AIM: Leave every picture out and write out the records below exactly.

DATASET EXTRACT:
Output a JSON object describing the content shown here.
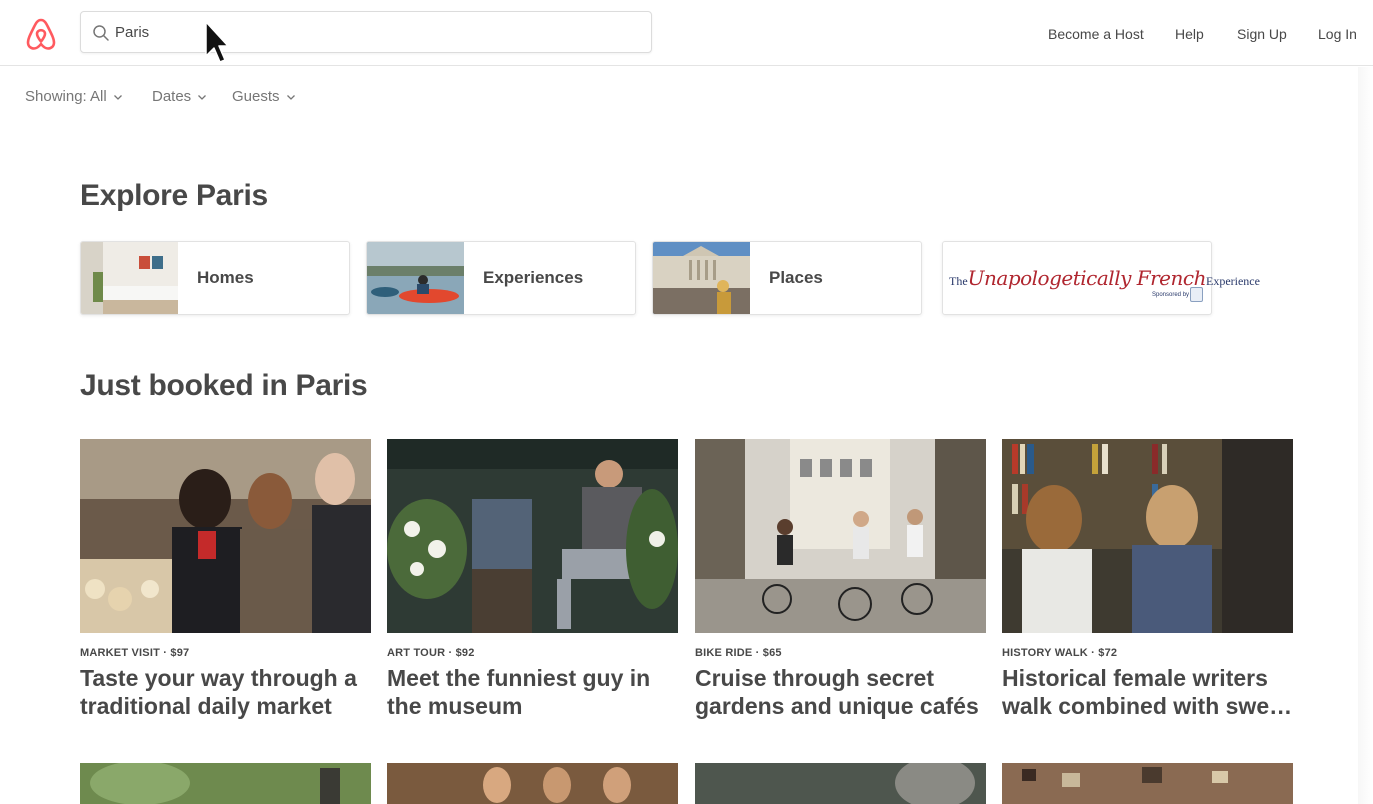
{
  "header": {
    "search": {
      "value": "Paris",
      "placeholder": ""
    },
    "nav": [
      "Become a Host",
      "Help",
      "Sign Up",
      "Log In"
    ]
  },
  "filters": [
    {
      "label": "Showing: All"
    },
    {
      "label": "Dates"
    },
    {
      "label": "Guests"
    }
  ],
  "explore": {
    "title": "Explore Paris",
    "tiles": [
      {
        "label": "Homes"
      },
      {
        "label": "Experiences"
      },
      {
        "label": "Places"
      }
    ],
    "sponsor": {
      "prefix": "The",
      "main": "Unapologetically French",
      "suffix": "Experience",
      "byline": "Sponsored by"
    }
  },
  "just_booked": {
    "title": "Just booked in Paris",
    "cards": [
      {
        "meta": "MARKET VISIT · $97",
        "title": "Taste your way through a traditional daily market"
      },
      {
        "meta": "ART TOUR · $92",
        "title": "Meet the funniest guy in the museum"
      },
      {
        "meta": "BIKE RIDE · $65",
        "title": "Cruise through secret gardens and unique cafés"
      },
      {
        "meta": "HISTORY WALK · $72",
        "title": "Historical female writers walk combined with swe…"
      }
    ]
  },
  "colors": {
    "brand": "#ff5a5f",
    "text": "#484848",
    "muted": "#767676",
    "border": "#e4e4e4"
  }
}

ANSWER IN FULL:
Output a JSON object describing the content shown here.
{
  "header": {
    "search": {
      "value": "Paris",
      "placeholder": ""
    },
    "nav": [
      "Become a Host",
      "Help",
      "Sign Up",
      "Log In"
    ]
  },
  "filters": [
    {
      "label": "Showing: All"
    },
    {
      "label": "Dates"
    },
    {
      "label": "Guests"
    }
  ],
  "explore": {
    "title": "Explore Paris",
    "tiles": [
      {
        "label": "Homes"
      },
      {
        "label": "Experiences"
      },
      {
        "label": "Places"
      }
    ],
    "sponsor": {
      "prefix": "The",
      "main": "Unapologetically French",
      "suffix": "Experience",
      "byline": "Sponsored by"
    }
  },
  "just_booked": {
    "title": "Just booked in Paris",
    "cards": [
      {
        "meta": "MARKET VISIT · $97",
        "title": "Taste your way through a traditional daily market"
      },
      {
        "meta": "ART TOUR · $92",
        "title": "Meet the funniest guy in the museum"
      },
      {
        "meta": "BIKE RIDE · $65",
        "title": "Cruise through secret gardens and unique cafés"
      },
      {
        "meta": "HISTORY WALK · $72",
        "title": "Historical female writers walk combined with swe…"
      }
    ]
  },
  "colors": {
    "brand": "#ff5a5f",
    "text": "#484848",
    "muted": "#767676",
    "border": "#e4e4e4"
  }
}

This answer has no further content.